* **What to do**: Copy every entry precisely.

* **Source material**:
• • •

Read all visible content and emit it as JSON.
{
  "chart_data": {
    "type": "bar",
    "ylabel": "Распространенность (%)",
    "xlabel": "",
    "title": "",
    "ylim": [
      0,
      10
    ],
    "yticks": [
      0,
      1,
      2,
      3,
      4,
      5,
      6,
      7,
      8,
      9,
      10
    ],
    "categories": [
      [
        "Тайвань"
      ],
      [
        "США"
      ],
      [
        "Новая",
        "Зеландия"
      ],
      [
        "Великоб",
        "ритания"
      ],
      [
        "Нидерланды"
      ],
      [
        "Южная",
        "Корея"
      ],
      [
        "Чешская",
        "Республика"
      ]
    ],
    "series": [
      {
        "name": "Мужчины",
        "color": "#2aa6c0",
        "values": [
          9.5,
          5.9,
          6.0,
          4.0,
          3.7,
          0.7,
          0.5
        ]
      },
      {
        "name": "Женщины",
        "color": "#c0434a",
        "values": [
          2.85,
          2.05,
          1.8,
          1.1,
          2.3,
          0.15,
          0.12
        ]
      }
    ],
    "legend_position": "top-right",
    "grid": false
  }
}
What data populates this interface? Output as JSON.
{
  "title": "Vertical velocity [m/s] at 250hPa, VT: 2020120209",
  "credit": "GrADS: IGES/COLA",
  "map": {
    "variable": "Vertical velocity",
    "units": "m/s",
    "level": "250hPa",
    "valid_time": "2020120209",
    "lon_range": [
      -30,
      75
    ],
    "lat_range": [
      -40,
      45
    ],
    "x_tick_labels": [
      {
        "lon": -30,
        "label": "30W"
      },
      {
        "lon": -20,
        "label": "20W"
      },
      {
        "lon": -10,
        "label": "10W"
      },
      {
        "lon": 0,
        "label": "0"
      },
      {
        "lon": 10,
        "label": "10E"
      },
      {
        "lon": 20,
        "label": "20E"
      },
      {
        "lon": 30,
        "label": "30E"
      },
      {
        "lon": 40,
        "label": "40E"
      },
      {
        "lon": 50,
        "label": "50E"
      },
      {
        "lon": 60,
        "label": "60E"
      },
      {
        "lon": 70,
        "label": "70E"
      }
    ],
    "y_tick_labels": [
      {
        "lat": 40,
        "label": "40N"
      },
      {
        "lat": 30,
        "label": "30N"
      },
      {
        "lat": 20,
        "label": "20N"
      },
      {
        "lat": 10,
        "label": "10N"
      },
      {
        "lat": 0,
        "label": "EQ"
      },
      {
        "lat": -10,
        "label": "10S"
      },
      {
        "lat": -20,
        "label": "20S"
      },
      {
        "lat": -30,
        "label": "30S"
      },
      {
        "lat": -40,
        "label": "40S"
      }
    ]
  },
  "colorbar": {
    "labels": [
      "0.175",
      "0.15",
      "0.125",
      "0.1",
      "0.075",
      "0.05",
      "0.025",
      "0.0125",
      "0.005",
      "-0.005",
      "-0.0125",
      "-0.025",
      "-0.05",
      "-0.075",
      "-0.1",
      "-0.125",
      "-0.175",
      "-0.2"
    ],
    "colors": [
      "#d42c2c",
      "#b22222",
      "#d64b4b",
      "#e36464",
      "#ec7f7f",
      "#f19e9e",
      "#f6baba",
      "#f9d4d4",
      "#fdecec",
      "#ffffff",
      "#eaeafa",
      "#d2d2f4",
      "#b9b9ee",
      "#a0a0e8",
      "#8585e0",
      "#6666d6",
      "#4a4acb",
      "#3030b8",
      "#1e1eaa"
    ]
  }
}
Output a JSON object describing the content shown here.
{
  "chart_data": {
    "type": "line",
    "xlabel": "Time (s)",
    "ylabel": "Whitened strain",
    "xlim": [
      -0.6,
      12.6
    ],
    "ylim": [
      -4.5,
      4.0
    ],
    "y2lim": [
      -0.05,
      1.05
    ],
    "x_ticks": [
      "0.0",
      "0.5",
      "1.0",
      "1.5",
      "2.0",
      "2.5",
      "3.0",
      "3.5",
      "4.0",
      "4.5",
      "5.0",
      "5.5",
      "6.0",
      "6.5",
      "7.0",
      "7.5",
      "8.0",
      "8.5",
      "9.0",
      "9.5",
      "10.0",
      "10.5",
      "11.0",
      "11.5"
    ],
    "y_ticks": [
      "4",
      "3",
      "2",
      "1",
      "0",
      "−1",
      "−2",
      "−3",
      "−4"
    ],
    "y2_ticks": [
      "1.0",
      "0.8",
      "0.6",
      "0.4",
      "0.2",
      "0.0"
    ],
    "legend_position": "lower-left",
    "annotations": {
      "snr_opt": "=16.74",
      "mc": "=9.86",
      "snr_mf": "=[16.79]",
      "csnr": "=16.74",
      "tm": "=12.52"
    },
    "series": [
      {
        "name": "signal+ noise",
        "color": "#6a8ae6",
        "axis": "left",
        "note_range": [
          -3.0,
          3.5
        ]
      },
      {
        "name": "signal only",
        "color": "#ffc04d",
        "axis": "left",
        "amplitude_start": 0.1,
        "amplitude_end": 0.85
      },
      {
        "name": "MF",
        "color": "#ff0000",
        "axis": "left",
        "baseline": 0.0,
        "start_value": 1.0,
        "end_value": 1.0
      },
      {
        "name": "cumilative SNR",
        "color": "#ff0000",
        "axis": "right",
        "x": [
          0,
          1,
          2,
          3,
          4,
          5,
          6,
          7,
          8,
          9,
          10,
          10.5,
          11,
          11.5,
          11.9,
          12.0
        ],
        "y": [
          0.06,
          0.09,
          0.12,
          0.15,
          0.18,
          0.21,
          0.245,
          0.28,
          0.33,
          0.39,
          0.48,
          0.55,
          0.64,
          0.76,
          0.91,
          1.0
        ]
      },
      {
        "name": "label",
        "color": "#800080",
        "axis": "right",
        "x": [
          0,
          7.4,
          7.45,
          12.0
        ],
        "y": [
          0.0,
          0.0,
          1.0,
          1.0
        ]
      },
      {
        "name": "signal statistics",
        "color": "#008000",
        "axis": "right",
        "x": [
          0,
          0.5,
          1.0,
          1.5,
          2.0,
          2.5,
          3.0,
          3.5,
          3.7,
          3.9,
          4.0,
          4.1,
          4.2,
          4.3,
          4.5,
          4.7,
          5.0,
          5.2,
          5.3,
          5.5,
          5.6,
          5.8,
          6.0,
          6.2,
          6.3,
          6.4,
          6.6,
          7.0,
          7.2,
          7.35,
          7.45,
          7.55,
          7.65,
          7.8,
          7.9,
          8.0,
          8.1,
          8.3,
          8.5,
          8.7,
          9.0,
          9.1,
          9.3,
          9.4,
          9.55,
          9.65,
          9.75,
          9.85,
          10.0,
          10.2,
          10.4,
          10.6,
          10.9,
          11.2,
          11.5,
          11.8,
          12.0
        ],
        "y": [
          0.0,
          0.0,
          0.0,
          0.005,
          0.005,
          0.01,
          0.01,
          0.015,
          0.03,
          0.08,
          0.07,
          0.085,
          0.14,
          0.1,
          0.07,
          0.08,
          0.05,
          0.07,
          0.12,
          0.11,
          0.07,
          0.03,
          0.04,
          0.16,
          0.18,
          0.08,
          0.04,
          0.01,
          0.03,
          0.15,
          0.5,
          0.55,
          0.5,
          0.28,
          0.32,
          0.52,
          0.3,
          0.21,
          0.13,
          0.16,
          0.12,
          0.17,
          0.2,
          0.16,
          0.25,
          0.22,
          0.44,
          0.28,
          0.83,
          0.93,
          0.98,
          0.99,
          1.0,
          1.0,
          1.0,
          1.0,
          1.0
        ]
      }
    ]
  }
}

• • •

* **Answer for the task**:
Read all visible content and emit it as JSON.
{
  "chart_data": {
    "type": "bar",
    "ylabel": "Распространенность (%)",
    "xlabel": "",
    "title": "",
    "ylim": [
      0,
      10
    ],
    "yticks": [
      0,
      1,
      2,
      3,
      4,
      5,
      6,
      7,
      8,
      9,
      10
    ],
    "categories": [
      [
        "Тайвань"
      ],
      [
        "США"
      ],
      [
        "Новая",
        "Зеландия"
      ],
      [
        "Великоб",
        "ритания"
      ],
      [
        "Нидерланды"
      ],
      [
        "Южная",
        "Корея"
      ],
      [
        "Чешская",
        "Республика"
      ]
    ],
    "series": [
      {
        "name": "Мужчины",
        "color": "#2aa6c0",
        "values": [
          9.5,
          5.9,
          6.0,
          4.0,
          3.7,
          0.7,
          0.5
        ]
      },
      {
        "name": "Женщины",
        "color": "#c0434a",
        "values": [
          2.85,
          2.05,
          1.8,
          1.1,
          2.3,
          0.15,
          0.12
        ]
      }
    ],
    "legend_position": "top-right",
    "grid": false
  }
}
What data populates this interface? Output as JSON.
{
  "title": "Vertical velocity [m/s] at 250hPa, VT: 2020120209",
  "credit": "GrADS: IGES/COLA",
  "map": {
    "variable": "Vertical velocity",
    "units": "m/s",
    "level": "250hPa",
    "valid_time": "2020120209",
    "lon_range": [
      -30,
      75
    ],
    "lat_range": [
      -40,
      45
    ],
    "x_tick_labels": [
      {
        "lon": -30,
        "label": "30W"
      },
      {
        "lon": -20,
        "label": "20W"
      },
      {
        "lon": -10,
        "label": "10W"
      },
      {
        "lon": 0,
        "label": "0"
      },
      {
        "lon": 10,
        "label": "10E"
      },
      {
        "lon": 20,
        "label": "20E"
      },
      {
        "lon": 30,
        "label": "30E"
      },
      {
        "lon": 40,
        "label": "40E"
      },
      {
        "lon": 50,
        "label": "50E"
      },
      {
        "lon": 60,
        "label": "60E"
      },
      {
        "lon": 70,
        "label": "70E"
      }
    ],
    "y_tick_labels": [
      {
        "lat": 40,
        "label": "40N"
      },
      {
        "lat": 30,
        "label": "30N"
      },
      {
        "lat": 20,
        "label": "20N"
      },
      {
        "lat": 10,
        "label": "10N"
      },
      {
        "lat": 0,
        "label": "EQ"
      },
      {
        "lat": -10,
        "label": "10S"
      },
      {
        "lat": -20,
        "label": "20S"
      },
      {
        "lat": -30,
        "label": "30S"
      },
      {
        "lat": -40,
        "label": "40S"
      }
    ]
  },
  "colorbar": {
    "labels": [
      "0.175",
      "0.15",
      "0.125",
      "0.1",
      "0.075",
      "0.05",
      "0.025",
      "0.0125",
      "0.005",
      "-0.005",
      "-0.0125",
      "-0.025",
      "-0.05",
      "-0.075",
      "-0.1",
      "-0.125",
      "-0.175",
      "-0.2"
    ],
    "colors": [
      "#d42c2c",
      "#b22222",
      "#d64b4b",
      "#e36464",
      "#ec7f7f",
      "#f19e9e",
      "#f6baba",
      "#f9d4d4",
      "#fdecec",
      "#ffffff",
      "#eaeafa",
      "#d2d2f4",
      "#b9b9ee",
      "#a0a0e8",
      "#8585e0",
      "#6666d6",
      "#4a4acb",
      "#3030b8",
      "#1e1eaa"
    ]
  }
}
Output a JSON object describing the content shown here.
{
  "chart_data": {
    "type": "line",
    "xlabel": "Time (s)",
    "ylabel": "Whitened strain",
    "xlim": [
      -0.6,
      12.6
    ],
    "ylim": [
      -4.5,
      4.0
    ],
    "y2lim": [
      -0.05,
      1.05
    ],
    "x_ticks": [
      "0.0",
      "0.5",
      "1.0",
      "1.5",
      "2.0",
      "2.5",
      "3.0",
      "3.5",
      "4.0",
      "4.5",
      "5.0",
      "5.5",
      "6.0",
      "6.5",
      "7.0",
      "7.5",
      "8.0",
      "8.5",
      "9.0",
      "9.5",
      "10.0",
      "10.5",
      "11.0",
      "11.5"
    ],
    "y_ticks": [
      "4",
      "3",
      "2",
      "1",
      "0",
      "−1",
      "−2",
      "−3",
      "−4"
    ],
    "y2_ticks": [
      "1.0",
      "0.8",
      "0.6",
      "0.4",
      "0.2",
      "0.0"
    ],
    "legend_position": "lower-left",
    "annotations": {
      "snr_opt": "=16.74",
      "mc": "=9.86",
      "snr_mf": "=[16.79]",
      "csnr": "=16.74",
      "tm": "=12.52"
    },
    "series": [
      {
        "name": "signal+ noise",
        "color": "#6a8ae6",
        "axis": "left",
        "note_range": [
          -3.0,
          3.5
        ]
      },
      {
        "name": "signal only",
        "color": "#ffc04d",
        "axis": "left",
        "amplitude_start": 0.1,
        "amplitude_end": 0.85
      },
      {
        "name": "MF",
        "color": "#ff0000",
        "axis": "left",
        "baseline": 0.0,
        "start_value": 1.0,
        "end_value": 1.0
      },
      {
        "name": "cumilative SNR",
        "color": "#ff0000",
        "axis": "right",
        "x": [
          0,
          1,
          2,
          3,
          4,
          5,
          6,
          7,
          8,
          9,
          10,
          10.5,
          11,
          11.5,
          11.9,
          12.0
        ],
        "y": [
          0.06,
          0.09,
          0.12,
          0.15,
          0.18,
          0.21,
          0.245,
          0.28,
          0.33,
          0.39,
          0.48,
          0.55,
          0.64,
          0.76,
          0.91,
          1.0
        ]
      },
      {
        "name": "label",
        "color": "#800080",
        "axis": "right",
        "x": [
          0,
          7.4,
          7.45,
          12.0
        ],
        "y": [
          0.0,
          0.0,
          1.0,
          1.0
        ]
      },
      {
        "name": "signal statistics",
        "color": "#008000",
        "axis": "right",
        "x": [
          0,
          0.5,
          1.0,
          1.5,
          2.0,
          2.5,
          3.0,
          3.5,
          3.7,
          3.9,
          4.0,
          4.1,
          4.2,
          4.3,
          4.5,
          4.7,
          5.0,
          5.2,
          5.3,
          5.5,
          5.6,
          5.8,
          6.0,
          6.2,
          6.3,
          6.4,
          6.6,
          7.0,
          7.2,
          7.35,
          7.45,
          7.55,
          7.65,
          7.8,
          7.9,
          8.0,
          8.1,
          8.3,
          8.5,
          8.7,
          9.0,
          9.1,
          9.3,
          9.4,
          9.55,
          9.65,
          9.75,
          9.85,
          10.0,
          10.2,
          10.4,
          10.6,
          10.9,
          11.2,
          11.5,
          11.8,
          12.0
        ],
        "y": [
          0.0,
          0.0,
          0.0,
          0.005,
          0.005,
          0.01,
          0.01,
          0.015,
          0.03,
          0.08,
          0.07,
          0.085,
          0.14,
          0.1,
          0.07,
          0.08,
          0.05,
          0.07,
          0.12,
          0.11,
          0.07,
          0.03,
          0.04,
          0.16,
          0.18,
          0.08,
          0.04,
          0.01,
          0.03,
          0.15,
          0.5,
          0.55,
          0.5,
          0.28,
          0.32,
          0.52,
          0.3,
          0.21,
          0.13,
          0.16,
          0.12,
          0.17,
          0.2,
          0.16,
          0.25,
          0.22,
          0.44,
          0.28,
          0.83,
          0.93,
          0.98,
          0.99,
          1.0,
          1.0,
          1.0,
          1.0,
          1.0
        ]
      }
    ]
  }
}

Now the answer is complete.